## STATED GOAL
Within the material below, find each line bearing the word "true" and present it.

## RECORD EXTRACTS
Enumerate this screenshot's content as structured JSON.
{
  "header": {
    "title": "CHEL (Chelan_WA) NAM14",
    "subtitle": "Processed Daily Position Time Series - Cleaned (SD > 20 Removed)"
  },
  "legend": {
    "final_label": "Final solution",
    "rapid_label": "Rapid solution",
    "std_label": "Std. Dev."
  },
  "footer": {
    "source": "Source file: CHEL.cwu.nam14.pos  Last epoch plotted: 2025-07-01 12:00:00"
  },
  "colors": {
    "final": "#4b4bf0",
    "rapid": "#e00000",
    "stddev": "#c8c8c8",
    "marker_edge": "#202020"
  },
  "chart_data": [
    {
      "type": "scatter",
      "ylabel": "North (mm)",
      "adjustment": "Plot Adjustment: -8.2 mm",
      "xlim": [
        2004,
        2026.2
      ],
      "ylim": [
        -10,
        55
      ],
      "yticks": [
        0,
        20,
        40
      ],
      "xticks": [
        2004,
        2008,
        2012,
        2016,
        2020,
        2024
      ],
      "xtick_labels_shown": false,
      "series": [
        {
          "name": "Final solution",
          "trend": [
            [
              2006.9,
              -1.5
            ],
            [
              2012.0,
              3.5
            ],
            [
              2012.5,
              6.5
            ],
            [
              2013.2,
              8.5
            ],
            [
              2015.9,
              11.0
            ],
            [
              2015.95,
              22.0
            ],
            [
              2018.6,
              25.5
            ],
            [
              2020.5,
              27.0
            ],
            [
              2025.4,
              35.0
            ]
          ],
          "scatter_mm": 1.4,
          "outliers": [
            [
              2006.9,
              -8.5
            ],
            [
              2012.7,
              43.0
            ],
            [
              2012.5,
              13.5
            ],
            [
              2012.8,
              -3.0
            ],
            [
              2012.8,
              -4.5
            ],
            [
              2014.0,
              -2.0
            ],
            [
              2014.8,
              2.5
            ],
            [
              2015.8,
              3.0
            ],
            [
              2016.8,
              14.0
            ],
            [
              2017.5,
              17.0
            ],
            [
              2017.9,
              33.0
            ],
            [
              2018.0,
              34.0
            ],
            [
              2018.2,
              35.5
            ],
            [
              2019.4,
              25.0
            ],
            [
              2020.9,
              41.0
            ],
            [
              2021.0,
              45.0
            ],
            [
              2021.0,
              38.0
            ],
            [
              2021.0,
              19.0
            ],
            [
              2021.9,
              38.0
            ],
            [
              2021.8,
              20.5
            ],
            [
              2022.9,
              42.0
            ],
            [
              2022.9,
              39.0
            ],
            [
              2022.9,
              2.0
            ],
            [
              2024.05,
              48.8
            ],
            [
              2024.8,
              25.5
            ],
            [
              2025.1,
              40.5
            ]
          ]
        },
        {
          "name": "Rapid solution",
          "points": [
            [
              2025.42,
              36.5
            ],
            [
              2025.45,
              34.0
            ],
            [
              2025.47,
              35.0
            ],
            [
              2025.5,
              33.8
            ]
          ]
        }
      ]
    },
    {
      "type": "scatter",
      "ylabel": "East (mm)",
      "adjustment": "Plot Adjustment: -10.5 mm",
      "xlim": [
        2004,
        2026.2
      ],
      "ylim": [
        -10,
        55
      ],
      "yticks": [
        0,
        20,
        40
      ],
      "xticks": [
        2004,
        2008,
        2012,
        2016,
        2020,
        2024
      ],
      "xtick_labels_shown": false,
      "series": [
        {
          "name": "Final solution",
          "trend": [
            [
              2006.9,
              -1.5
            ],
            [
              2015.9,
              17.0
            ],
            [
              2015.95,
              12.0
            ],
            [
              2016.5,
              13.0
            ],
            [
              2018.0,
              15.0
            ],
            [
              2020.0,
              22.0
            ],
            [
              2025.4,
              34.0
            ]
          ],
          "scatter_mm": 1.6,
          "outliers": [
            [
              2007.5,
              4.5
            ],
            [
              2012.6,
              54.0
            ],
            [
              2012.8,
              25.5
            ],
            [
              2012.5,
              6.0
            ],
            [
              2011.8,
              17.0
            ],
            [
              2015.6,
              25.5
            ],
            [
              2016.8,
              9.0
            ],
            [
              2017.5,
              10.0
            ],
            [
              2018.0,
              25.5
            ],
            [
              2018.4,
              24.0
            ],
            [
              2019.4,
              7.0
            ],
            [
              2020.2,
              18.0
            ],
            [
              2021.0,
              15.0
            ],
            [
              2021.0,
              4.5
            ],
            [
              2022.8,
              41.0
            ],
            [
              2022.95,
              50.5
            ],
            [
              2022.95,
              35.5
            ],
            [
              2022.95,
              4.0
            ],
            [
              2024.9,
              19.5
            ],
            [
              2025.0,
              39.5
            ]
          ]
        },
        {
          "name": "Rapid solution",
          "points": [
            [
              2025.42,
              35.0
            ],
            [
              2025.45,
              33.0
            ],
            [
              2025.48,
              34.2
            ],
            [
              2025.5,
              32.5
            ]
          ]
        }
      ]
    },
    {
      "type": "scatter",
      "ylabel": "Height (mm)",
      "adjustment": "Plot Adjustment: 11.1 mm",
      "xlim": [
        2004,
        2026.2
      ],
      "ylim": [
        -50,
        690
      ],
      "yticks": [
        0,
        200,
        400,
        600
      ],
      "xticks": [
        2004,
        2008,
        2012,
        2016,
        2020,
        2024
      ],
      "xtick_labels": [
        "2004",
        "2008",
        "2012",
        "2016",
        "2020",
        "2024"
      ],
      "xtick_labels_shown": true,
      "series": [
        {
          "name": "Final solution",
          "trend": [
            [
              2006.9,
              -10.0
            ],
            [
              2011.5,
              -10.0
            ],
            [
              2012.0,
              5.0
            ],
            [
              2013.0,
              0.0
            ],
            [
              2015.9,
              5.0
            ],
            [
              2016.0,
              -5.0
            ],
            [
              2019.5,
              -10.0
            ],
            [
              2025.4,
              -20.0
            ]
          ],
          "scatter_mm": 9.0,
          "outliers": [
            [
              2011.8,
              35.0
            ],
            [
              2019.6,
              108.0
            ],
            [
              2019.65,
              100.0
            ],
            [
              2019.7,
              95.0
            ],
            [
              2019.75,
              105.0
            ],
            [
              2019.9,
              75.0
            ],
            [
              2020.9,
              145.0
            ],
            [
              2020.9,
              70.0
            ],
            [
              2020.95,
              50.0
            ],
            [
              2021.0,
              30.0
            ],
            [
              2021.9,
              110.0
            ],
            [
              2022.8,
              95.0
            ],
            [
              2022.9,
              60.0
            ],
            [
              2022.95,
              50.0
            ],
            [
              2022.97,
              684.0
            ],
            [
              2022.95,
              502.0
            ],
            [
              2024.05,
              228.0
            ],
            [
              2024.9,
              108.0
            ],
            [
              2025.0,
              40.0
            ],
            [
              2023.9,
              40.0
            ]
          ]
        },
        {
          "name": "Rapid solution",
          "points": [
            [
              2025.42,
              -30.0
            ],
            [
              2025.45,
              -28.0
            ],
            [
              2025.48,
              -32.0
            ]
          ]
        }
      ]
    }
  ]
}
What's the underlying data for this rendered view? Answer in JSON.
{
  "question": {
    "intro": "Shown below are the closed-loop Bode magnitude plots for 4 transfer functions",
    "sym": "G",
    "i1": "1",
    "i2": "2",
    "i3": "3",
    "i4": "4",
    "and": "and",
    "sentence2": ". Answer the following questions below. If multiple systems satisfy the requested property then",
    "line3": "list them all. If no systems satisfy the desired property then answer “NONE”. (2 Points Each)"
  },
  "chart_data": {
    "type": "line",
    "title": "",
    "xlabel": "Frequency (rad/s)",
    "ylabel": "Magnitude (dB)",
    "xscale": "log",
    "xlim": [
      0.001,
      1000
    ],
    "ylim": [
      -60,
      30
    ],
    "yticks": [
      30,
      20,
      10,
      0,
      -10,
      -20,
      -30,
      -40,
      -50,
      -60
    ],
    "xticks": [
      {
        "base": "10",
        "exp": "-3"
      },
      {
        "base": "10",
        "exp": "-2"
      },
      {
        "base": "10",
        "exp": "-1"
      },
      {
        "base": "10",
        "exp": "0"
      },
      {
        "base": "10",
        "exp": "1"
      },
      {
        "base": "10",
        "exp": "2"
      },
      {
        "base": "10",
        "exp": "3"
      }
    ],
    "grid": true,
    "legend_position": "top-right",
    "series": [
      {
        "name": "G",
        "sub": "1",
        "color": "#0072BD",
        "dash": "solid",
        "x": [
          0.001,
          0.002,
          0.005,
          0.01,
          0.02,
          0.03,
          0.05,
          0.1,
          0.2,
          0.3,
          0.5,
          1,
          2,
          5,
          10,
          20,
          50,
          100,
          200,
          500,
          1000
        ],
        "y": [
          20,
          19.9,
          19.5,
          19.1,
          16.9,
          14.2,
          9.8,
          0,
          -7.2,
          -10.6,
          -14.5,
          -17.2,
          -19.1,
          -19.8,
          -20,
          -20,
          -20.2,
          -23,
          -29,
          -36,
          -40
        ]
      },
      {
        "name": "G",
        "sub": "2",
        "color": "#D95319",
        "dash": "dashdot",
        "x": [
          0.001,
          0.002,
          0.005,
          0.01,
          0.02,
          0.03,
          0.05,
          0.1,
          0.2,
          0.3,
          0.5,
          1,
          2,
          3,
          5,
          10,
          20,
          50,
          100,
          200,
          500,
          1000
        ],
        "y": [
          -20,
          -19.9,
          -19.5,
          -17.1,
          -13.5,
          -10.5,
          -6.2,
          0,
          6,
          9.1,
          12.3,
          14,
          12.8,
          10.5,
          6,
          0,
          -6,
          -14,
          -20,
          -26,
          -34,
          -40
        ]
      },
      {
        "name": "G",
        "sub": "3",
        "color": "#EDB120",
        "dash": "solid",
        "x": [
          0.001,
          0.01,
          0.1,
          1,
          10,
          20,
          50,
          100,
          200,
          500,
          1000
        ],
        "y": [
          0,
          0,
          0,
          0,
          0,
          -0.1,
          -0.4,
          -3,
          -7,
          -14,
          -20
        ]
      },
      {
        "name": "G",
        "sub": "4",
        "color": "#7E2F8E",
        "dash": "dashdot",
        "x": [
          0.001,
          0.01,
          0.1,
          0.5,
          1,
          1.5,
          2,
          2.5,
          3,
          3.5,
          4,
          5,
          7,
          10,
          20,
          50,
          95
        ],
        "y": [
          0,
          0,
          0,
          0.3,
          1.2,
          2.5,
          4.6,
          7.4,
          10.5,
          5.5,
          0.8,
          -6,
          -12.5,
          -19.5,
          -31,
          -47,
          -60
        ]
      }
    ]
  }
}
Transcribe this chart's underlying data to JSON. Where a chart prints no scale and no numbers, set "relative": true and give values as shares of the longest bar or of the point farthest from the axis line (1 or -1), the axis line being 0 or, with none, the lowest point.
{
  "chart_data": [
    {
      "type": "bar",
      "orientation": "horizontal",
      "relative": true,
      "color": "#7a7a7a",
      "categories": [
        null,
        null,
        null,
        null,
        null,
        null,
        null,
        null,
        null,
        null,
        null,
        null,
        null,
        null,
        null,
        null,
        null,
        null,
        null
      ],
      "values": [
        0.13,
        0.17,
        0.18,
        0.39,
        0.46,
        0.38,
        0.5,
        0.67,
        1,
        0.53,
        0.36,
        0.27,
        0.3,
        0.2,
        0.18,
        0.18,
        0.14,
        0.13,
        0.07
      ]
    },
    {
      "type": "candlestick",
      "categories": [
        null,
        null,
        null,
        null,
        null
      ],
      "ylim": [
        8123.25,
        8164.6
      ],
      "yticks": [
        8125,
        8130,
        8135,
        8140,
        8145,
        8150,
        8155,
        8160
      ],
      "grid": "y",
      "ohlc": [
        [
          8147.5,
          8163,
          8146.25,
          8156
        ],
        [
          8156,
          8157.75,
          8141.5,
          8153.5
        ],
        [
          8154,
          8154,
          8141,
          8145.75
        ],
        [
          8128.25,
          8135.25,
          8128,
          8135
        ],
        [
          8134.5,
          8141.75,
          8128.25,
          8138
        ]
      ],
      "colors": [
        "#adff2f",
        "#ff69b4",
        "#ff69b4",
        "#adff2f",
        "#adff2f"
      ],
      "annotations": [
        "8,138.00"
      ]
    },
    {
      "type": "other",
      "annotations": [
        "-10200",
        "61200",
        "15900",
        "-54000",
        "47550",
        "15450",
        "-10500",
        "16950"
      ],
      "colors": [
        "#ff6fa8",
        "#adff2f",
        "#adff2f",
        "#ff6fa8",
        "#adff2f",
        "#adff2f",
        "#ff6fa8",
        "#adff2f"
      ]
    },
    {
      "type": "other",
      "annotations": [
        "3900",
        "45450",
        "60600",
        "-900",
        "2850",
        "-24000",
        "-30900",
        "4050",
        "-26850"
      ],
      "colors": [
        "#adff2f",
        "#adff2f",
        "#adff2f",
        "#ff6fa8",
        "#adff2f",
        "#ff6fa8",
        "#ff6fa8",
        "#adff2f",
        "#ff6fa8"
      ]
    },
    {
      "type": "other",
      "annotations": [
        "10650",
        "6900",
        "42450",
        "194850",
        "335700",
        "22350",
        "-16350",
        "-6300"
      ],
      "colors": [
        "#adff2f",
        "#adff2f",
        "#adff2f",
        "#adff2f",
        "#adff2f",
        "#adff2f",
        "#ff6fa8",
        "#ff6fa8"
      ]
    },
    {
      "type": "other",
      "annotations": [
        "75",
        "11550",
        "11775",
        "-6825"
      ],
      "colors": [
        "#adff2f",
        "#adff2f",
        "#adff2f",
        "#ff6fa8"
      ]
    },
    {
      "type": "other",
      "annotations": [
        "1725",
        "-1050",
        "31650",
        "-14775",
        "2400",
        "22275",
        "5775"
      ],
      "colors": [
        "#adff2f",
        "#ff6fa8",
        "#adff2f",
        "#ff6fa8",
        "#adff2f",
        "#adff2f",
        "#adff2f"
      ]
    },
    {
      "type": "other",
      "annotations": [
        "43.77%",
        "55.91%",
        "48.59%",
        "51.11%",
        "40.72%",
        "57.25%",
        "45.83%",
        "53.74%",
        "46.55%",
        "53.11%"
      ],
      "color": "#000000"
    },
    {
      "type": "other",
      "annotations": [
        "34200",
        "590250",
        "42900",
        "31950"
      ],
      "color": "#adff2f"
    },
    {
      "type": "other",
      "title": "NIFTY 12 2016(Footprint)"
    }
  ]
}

## OUTPUT BELOW
      "xtick_labels_shown": true,
    "grid": true,
Transcribe this chart's underlying data to JSON. Where a chart prints no scale and no numbers, set "relative": true and give values as shares of the longest bar or of the point farthest from the axis line (1 or -1), the axis line being 0 or, with none, the lowest point.
      "relative": true,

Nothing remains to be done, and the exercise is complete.